- Problem description -
The data below is to be returned in full and exactly.

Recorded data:
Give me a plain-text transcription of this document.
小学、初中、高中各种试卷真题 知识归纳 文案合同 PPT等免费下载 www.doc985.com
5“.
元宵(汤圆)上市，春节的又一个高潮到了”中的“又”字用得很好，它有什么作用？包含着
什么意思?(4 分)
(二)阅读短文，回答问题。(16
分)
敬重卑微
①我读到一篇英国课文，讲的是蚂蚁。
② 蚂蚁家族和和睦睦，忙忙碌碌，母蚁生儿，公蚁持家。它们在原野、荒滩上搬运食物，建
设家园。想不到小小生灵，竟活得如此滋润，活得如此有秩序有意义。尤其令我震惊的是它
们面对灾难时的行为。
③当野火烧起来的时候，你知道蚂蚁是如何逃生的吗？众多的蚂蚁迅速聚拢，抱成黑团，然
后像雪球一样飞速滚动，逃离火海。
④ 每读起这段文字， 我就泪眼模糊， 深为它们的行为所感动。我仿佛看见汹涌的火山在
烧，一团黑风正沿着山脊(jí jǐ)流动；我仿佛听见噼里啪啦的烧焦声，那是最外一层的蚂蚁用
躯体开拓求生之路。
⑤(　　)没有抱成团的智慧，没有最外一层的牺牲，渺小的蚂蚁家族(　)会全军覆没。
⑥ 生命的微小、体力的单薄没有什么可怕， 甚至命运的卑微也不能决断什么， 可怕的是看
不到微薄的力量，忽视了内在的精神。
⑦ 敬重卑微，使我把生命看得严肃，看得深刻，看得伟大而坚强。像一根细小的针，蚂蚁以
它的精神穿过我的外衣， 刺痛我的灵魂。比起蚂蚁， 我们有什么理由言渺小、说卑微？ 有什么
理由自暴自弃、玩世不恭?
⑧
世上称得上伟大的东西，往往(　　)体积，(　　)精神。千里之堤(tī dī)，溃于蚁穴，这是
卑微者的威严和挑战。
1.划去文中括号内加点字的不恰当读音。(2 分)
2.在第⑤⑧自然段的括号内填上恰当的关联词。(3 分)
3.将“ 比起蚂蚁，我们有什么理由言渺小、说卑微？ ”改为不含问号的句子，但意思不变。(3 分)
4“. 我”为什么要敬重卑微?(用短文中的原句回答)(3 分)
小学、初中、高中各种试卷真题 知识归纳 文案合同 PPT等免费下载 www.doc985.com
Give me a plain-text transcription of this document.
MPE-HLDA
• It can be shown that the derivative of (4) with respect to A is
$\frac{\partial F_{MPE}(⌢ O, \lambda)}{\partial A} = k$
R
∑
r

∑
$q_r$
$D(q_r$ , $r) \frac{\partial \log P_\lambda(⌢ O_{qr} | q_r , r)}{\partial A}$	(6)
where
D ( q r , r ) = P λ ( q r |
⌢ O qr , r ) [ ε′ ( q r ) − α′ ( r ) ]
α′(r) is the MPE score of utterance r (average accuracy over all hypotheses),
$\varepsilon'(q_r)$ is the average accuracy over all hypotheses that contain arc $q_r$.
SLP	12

- Result for this task -
Give me a plain-text transcription of this document.
小学、初中、高中各种试卷真题 知识归纳 文案合同 PPT等免费下载 www.doc985.com
5“.
元宵(汤圆)上市，春节的又一个高潮到了”中的“又”字用得很好，它有什么作用？包含着
什么意思?(4 分)
(二)阅读短文，回答问题。(16
分)
敬重卑微
①我读到一篇英国课文，讲的是蚂蚁。
② 蚂蚁家族和和睦睦，忙忙碌碌，母蚁生儿，公蚁持家。它们在原野、荒滩上搬运食物，建
设家园。想不到小小生灵，竟活得如此滋润，活得如此有秩序有意义。尤其令我震惊的是它
们面对灾难时的行为。
③当野火烧起来的时候，你知道蚂蚁是如何逃生的吗？众多的蚂蚁迅速聚拢，抱成黑团，然
后像雪球一样飞速滚动，逃离火海。
④ 每读起这段文字， 我就泪眼模糊， 深为它们的行为所感动。我仿佛看见汹涌的火山在
烧，一团黑风正沿着山脊(jí jǐ)流动；我仿佛听见噼里啪啦的烧焦声，那是最外一层的蚂蚁用
躯体开拓求生之路。
⑤(　　)没有抱成团的智慧，没有最外一层的牺牲，渺小的蚂蚁家族(　)会全军覆没。
⑥ 生命的微小、体力的单薄没有什么可怕， 甚至命运的卑微也不能决断什么， 可怕的是看
不到微薄的力量，忽视了内在的精神。
⑦ 敬重卑微，使我把生命看得严肃，看得深刻，看得伟大而坚强。像一根细小的针，蚂蚁以
它的精神穿过我的外衣， 刺痛我的灵魂。比起蚂蚁， 我们有什么理由言渺小、说卑微？ 有什么
理由自暴自弃、玩世不恭?
⑧
世上称得上伟大的东西，往往(　　)体积，(　　)精神。千里之堤(tī dī)，溃于蚁穴，这是
卑微者的威严和挑战。
1.划去文中括号内加点字的不恰当读音。(2 分)
2.在第⑤⑧自然段的括号内填上恰当的关联词。(3 分)
3.将“ 比起蚂蚁，我们有什么理由言渺小、说卑微？ ”改为不含问号的句子，但意思不变。(3 分)
4“. 我”为什么要敬重卑微?(用短文中的原句回答)(3 分)
小学、初中、高中各种试卷真题 知识归纳 文案合同 PPT等免费下载 www.doc985.com
Give me a plain-text transcription of this document.
MPE-HLDA
• It can be shown that the derivative of (4) with respect to A is
$\frac{\partial F_{MPE}(⌢ O, \lambda)}{\partial A} = k$
R
∑
r

∑
$q_r$
$D(q_r$ , $r) \frac{\partial \log P_\lambda(⌢ O_{qr} | q_r , r)}{\partial A}$	(6)
where
D ( q r , r ) = P λ ( q r |
⌢ O qr , r ) [ ε′ ( q r ) − α′ ( r ) ]
α′(r) is the MPE score of utterance r (average accuracy over all hypotheses),
$\varepsilon'(q_r)$ is the average accuracy over all hypotheses that contain arc $q_r$.
SLP	12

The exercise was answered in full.